Record excerpts start
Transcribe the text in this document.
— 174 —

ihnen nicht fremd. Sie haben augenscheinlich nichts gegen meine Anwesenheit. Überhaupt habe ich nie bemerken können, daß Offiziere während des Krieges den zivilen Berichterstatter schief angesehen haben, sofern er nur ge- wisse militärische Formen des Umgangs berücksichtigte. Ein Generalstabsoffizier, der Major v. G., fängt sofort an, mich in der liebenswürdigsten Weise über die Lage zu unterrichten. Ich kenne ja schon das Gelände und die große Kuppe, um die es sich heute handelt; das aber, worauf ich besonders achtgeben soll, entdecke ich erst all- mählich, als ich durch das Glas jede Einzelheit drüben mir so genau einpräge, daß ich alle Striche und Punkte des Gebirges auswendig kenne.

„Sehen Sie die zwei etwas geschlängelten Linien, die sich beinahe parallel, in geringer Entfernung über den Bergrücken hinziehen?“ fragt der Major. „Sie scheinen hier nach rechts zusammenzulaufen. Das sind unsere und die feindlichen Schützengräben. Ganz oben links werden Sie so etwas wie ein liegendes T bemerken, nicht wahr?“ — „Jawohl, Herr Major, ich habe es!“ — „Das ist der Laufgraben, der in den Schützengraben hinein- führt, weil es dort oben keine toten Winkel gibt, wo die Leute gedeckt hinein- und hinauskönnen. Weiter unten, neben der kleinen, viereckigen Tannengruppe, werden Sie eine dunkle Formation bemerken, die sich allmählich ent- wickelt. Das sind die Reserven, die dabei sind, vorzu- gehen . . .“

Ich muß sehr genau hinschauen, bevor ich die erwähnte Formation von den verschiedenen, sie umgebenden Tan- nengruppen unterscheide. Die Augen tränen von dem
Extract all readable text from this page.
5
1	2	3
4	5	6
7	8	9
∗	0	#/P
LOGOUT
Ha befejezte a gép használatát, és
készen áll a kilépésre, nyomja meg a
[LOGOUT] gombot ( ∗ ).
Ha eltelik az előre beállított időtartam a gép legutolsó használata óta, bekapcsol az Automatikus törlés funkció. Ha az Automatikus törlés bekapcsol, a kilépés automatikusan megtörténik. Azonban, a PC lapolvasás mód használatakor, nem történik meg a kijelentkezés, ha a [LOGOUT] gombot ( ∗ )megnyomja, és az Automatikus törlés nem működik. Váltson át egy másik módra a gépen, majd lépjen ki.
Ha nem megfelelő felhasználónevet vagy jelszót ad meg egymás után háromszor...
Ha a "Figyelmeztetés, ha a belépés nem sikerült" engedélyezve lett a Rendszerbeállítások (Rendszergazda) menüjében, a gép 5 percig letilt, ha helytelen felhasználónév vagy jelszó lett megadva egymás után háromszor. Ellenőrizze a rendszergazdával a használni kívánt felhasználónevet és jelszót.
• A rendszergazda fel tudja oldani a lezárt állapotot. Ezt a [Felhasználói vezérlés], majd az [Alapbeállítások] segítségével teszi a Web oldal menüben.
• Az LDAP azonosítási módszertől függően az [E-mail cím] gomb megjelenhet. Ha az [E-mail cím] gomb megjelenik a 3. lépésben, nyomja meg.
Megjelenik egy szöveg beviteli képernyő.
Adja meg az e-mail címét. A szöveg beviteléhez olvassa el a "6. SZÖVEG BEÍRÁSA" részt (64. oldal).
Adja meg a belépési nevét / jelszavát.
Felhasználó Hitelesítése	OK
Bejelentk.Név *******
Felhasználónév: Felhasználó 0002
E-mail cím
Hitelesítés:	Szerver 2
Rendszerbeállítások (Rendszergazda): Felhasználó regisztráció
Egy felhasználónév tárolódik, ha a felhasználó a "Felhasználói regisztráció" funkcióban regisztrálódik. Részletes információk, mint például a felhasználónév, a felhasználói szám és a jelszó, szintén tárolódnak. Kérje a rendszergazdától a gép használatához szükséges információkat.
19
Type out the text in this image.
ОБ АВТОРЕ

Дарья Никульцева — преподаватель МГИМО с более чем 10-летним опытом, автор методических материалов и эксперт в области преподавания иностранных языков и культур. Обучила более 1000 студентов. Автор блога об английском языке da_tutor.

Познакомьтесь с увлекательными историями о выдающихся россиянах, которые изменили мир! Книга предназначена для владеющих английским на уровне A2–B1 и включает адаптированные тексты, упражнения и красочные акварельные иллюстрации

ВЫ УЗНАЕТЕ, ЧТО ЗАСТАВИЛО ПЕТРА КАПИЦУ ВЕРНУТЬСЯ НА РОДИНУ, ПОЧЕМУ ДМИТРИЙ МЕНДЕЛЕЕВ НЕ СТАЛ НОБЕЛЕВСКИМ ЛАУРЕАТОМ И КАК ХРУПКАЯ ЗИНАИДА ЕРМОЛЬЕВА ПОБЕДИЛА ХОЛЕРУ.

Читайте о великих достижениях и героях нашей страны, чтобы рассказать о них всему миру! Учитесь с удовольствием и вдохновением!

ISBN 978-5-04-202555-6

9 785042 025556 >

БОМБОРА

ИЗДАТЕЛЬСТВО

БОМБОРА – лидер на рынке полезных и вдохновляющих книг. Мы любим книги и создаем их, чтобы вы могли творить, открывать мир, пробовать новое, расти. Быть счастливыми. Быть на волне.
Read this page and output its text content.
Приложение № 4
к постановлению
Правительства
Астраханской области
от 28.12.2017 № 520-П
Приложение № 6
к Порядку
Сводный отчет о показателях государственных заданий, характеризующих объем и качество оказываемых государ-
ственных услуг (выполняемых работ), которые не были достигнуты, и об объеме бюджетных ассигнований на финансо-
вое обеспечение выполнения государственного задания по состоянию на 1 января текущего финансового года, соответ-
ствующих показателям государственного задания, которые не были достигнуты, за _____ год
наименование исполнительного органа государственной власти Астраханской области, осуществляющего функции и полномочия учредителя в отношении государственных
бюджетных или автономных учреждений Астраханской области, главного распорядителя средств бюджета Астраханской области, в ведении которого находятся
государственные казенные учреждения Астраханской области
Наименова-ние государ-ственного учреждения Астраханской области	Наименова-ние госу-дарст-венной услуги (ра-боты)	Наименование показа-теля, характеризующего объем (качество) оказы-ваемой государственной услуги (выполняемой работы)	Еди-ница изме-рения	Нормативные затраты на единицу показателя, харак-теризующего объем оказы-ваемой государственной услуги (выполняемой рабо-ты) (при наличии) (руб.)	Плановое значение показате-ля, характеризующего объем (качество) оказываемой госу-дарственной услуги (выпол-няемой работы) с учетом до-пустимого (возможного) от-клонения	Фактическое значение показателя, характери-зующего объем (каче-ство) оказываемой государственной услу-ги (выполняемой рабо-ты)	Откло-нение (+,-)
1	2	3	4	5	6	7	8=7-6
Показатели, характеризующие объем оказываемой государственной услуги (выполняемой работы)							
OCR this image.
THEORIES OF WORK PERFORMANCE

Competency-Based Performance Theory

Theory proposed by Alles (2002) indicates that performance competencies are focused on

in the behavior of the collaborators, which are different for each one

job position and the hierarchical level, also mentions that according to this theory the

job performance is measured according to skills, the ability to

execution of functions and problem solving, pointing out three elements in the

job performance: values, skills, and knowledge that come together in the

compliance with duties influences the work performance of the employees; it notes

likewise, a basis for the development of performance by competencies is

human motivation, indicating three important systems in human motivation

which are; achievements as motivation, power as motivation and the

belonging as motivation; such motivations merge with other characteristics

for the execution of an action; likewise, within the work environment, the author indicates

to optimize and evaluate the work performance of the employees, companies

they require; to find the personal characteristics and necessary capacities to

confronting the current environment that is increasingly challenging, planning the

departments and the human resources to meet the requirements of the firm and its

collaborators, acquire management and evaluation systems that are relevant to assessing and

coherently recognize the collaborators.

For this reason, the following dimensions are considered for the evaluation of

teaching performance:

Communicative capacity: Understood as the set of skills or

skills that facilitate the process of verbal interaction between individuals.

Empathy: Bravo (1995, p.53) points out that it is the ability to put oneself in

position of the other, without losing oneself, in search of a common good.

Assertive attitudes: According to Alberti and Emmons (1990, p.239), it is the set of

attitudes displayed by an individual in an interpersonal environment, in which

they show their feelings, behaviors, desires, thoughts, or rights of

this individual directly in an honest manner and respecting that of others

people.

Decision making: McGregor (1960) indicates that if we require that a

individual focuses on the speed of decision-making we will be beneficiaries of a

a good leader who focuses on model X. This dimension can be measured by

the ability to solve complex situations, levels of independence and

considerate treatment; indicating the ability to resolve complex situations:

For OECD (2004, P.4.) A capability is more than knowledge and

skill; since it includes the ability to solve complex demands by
Record excerpts end
> [Problem]
Each line above that holds the string "задания" should be copied and shown.

> [Correct answer]
вое обеспечение выполнения государственного задания по состоянию на 1 января текущего финансового года, соответ-
ствующих показателям государственного задания, которые не были достигнуты, за _____ год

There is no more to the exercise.